* [Exercise details] From the entries that follow, gather each line holding the word "rifle".

[Data excerpts]
+---+
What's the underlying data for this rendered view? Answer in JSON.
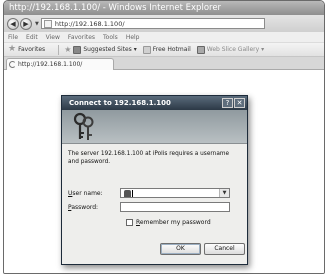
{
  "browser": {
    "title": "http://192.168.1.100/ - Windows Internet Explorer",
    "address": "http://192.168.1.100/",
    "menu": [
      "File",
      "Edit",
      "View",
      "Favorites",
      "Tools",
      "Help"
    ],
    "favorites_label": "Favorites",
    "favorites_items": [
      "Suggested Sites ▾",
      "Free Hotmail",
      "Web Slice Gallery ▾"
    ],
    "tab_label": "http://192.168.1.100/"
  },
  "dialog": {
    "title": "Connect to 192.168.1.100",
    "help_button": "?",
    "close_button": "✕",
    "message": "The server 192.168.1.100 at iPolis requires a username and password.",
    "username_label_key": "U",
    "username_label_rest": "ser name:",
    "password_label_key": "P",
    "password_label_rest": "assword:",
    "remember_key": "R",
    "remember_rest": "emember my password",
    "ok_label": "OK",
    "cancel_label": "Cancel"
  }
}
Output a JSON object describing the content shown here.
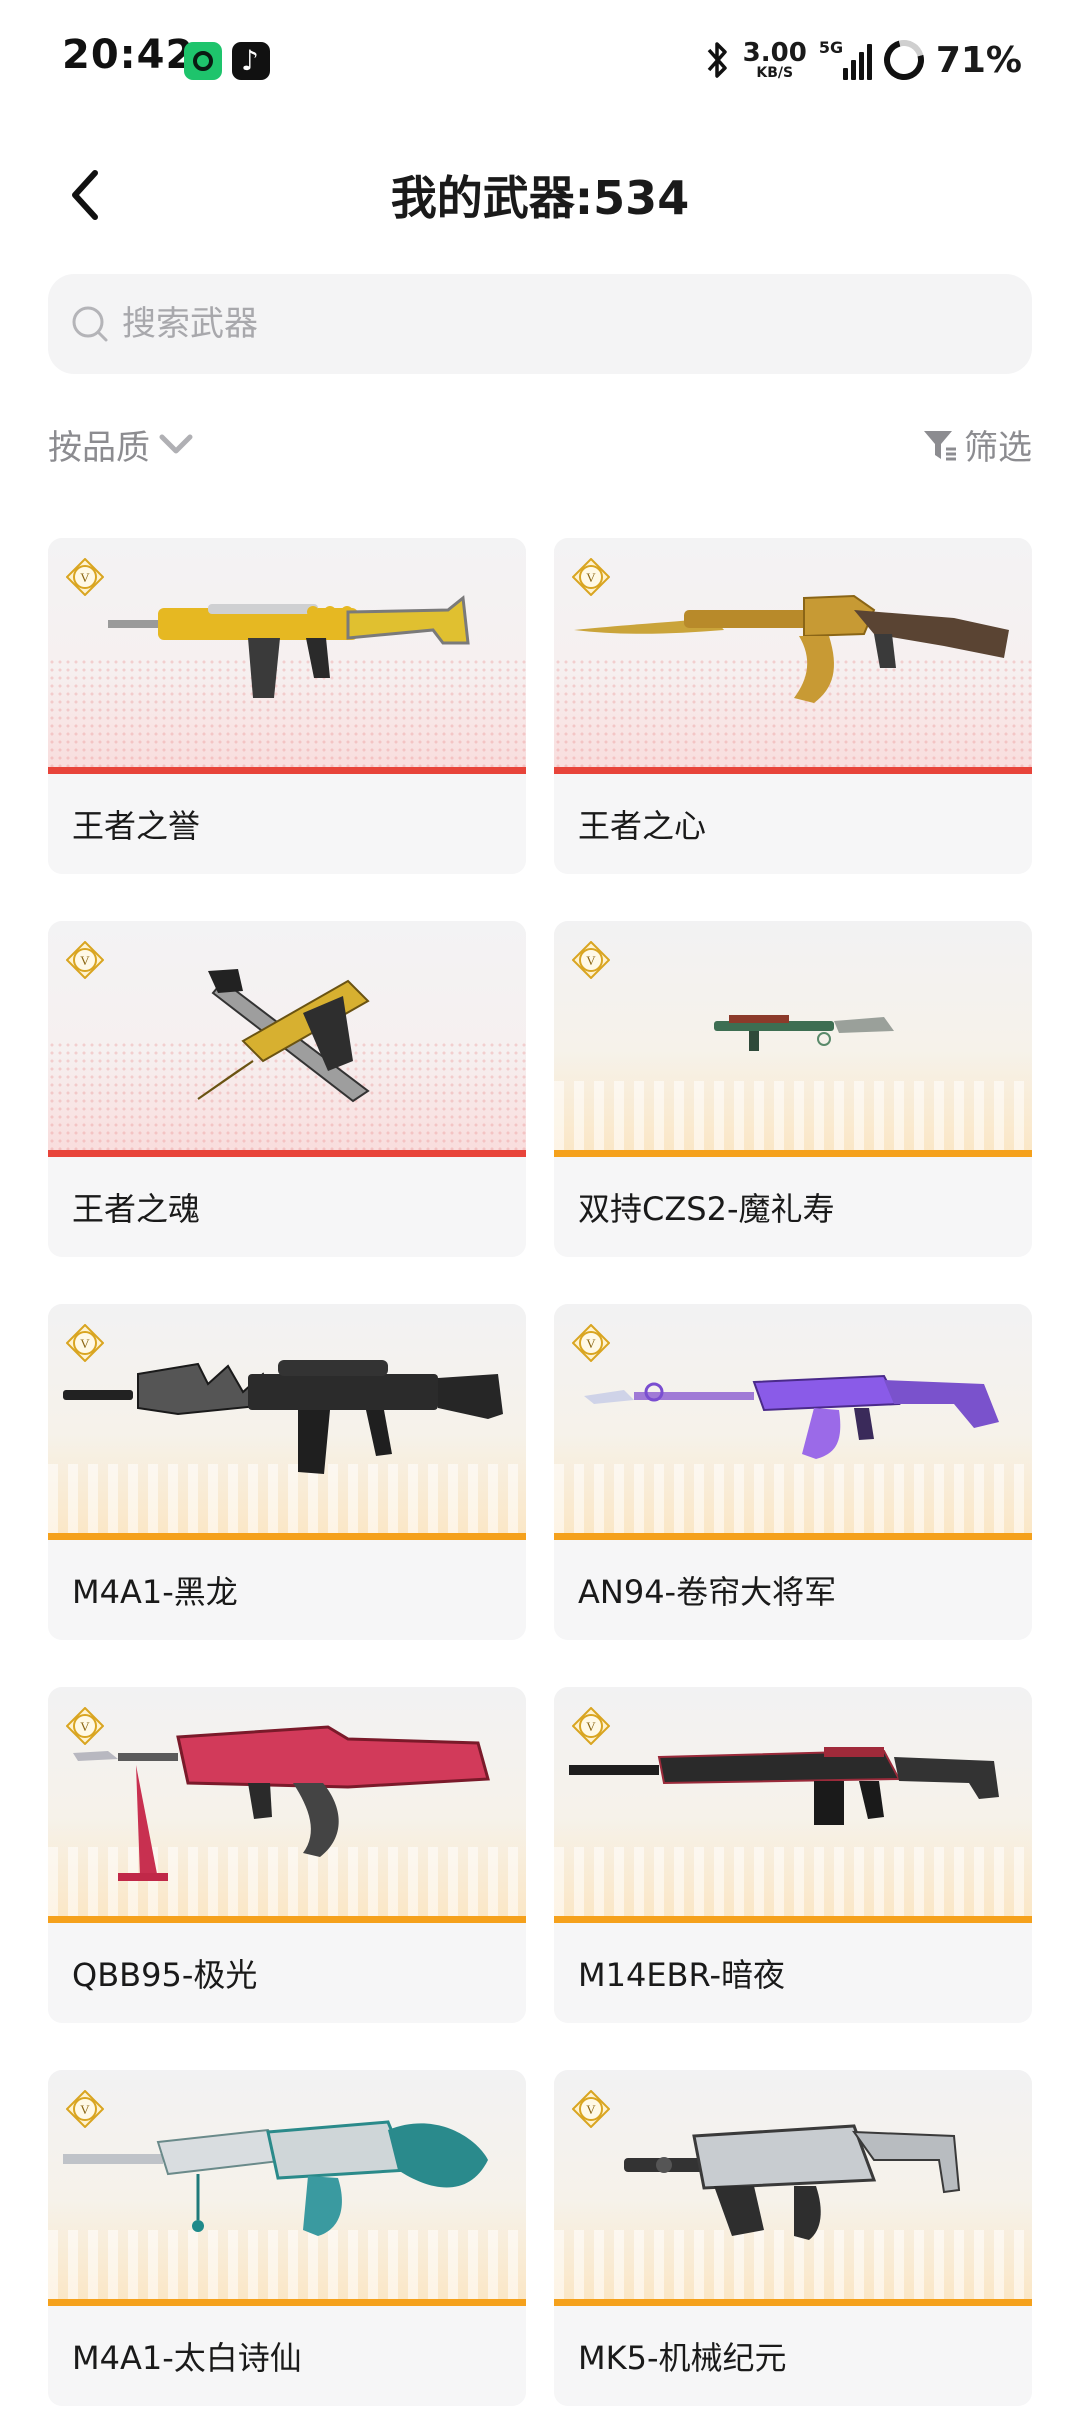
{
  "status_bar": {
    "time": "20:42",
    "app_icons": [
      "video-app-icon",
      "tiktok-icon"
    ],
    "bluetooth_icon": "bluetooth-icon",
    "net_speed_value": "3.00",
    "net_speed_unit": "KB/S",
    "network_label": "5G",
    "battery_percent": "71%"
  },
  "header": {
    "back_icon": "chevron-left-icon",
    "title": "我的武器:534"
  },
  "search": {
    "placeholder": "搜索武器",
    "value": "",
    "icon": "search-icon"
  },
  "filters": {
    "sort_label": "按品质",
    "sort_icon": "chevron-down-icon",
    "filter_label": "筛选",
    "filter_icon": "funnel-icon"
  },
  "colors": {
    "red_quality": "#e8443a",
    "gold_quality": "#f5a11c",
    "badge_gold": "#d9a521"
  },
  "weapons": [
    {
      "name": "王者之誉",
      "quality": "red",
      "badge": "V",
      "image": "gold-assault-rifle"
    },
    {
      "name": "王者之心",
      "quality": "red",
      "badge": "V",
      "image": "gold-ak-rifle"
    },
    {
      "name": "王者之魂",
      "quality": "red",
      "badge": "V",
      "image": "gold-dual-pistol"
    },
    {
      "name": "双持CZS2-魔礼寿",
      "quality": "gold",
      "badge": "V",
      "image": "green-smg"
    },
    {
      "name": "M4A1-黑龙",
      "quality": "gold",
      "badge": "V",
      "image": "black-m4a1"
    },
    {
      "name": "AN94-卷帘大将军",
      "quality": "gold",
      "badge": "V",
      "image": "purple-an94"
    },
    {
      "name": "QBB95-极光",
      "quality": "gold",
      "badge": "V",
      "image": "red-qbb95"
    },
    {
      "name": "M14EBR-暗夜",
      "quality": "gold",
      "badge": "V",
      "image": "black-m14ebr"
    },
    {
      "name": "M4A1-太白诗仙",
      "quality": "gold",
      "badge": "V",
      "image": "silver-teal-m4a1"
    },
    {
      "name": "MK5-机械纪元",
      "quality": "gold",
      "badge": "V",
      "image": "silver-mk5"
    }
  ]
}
+---+
* [Final result]
      "image": "gold-assault-rifle"
      "image": "gold-ak-rifle"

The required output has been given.